◆ Challenge
Rewrite the lines from the first one through the line holding "trendline-icon[interactable]: ╱ (570, 1, 587, 18)", inclusive, replacing "candle-body" with "candlestick-body" and leaving everything else unchanged.

Element box lines
:::

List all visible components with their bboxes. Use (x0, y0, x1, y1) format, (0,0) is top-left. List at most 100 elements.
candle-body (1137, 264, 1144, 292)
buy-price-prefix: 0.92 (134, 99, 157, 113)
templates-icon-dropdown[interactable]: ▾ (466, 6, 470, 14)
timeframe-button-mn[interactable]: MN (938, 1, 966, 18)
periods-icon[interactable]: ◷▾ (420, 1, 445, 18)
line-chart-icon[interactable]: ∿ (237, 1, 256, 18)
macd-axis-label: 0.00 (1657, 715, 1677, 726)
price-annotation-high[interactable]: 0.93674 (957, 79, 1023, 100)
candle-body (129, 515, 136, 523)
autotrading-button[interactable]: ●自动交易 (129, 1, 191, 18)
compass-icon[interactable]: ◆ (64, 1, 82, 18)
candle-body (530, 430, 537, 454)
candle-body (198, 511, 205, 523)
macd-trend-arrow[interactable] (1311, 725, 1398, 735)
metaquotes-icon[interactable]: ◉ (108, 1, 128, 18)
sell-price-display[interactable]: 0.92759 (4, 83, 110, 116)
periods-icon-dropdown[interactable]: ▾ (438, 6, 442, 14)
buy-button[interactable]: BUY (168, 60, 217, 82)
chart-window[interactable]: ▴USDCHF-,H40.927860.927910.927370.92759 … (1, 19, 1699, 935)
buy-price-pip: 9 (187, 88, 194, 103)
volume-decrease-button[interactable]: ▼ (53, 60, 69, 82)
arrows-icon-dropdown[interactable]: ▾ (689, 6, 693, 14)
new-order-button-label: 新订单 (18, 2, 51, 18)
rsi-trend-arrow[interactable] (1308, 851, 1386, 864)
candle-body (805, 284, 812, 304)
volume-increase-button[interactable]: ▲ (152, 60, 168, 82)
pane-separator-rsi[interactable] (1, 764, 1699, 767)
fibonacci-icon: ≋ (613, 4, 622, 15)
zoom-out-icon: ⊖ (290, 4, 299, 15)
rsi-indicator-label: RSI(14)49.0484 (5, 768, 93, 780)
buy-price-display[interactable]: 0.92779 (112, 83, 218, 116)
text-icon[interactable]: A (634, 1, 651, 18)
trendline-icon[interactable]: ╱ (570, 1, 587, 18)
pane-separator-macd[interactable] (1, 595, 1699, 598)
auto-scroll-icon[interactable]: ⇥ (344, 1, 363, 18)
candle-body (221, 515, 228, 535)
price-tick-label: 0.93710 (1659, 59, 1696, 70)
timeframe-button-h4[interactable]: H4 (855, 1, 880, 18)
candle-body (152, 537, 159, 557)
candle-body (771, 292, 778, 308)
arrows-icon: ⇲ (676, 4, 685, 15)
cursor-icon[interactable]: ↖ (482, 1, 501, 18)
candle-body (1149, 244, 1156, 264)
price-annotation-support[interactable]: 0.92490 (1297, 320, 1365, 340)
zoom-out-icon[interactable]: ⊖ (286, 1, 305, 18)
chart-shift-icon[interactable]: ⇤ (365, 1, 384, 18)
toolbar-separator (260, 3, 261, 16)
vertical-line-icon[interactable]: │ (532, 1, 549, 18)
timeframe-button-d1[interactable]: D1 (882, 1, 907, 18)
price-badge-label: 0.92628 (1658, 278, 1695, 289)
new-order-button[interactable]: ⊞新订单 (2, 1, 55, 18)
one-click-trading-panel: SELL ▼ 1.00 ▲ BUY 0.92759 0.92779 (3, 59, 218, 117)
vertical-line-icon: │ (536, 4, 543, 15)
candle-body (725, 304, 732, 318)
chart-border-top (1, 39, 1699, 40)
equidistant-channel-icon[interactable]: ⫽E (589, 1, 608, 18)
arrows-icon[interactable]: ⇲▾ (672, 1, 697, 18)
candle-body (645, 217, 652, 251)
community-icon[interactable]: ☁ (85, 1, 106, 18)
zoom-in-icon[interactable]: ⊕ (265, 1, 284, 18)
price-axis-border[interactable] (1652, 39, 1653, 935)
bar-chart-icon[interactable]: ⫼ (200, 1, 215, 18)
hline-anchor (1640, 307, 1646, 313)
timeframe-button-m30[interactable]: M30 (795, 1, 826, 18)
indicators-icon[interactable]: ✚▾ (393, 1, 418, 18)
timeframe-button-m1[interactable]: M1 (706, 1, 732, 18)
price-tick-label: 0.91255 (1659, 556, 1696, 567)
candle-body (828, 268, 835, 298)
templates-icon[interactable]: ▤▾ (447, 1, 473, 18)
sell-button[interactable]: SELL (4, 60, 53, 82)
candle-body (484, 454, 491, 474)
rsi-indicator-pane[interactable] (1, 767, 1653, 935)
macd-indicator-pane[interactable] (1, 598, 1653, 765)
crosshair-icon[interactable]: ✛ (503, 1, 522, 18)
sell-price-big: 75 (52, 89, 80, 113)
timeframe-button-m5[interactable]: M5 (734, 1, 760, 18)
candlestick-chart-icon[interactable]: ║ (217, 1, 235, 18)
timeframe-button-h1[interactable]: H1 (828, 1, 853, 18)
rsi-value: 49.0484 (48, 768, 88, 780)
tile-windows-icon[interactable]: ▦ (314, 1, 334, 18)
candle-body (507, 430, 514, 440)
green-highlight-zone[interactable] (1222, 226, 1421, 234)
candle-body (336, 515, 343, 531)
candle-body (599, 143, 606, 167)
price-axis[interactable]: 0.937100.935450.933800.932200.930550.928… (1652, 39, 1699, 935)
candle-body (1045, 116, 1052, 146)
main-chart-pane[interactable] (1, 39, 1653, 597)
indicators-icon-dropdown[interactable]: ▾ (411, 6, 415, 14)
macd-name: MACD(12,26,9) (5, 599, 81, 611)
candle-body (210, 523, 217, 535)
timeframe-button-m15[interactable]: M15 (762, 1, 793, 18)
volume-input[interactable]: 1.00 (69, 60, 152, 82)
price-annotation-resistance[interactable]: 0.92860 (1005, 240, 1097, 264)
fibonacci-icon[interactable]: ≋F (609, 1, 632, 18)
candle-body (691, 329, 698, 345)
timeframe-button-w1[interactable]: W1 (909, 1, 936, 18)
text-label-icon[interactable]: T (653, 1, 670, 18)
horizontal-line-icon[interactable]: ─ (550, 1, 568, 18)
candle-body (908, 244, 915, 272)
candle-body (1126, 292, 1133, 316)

:::

◆ Reply
List all visible components with their bboxes. Use (x0, y0, x1, y1) format, (0,0) is top-left. List at most 100 elements.
candlestick-body (1137, 264, 1144, 292)
buy-price-prefix: 0.92 (134, 99, 157, 113)
templates-icon-dropdown[interactable]: ▾ (466, 6, 470, 14)
timeframe-button-mn[interactable]: MN (938, 1, 966, 18)
periods-icon[interactable]: ◷▾ (420, 1, 445, 18)
line-chart-icon[interactable]: ∿ (237, 1, 256, 18)
macd-axis-label: 0.00 (1657, 715, 1677, 726)
price-annotation-high[interactable]: 0.93674 (957, 79, 1023, 100)
candlestick-body (129, 515, 136, 523)
autotrading-button[interactable]: ●自动交易 (129, 1, 191, 18)
compass-icon[interactable]: ◆ (64, 1, 82, 18)
candlestick-body (530, 430, 537, 454)
candlestick-body (198, 511, 205, 523)
macd-trend-arrow[interactable] (1311, 725, 1398, 735)
metaquotes-icon[interactable]: ◉ (108, 1, 128, 18)
sell-price-display[interactable]: 0.92759 (4, 83, 110, 116)
periods-icon-dropdown[interactable]: ▾ (438, 6, 442, 14)
buy-button[interactable]: BUY (168, 60, 217, 82)
chart-window[interactable]: ▴USDCHF-,H40.927860.927910.927370.92759 … (1, 19, 1699, 935)
buy-price-pip: 9 (187, 88, 194, 103)
volume-decrease-button[interactable]: ▼ (53, 60, 69, 82)
arrows-icon-dropdown[interactable]: ▾ (689, 6, 693, 14)
new-order-button-label: 新订单 (18, 2, 51, 18)
rsi-trend-arrow[interactable] (1308, 851, 1386, 864)
candlestick-body (805, 284, 812, 304)
volume-increase-button[interactable]: ▲ (152, 60, 168, 82)
pane-separator-rsi[interactable] (1, 764, 1699, 767)
fibonacci-icon: ≋ (613, 4, 622, 15)
zoom-out-icon: ⊖ (290, 4, 299, 15)
rsi-indicator-label: RSI(14)49.0484 (5, 768, 93, 780)
buy-price-display[interactable]: 0.92779 (112, 83, 218, 116)
text-icon[interactable]: A (634, 1, 651, 18)
trendline-icon[interactable]: ╱ (570, 1, 587, 18)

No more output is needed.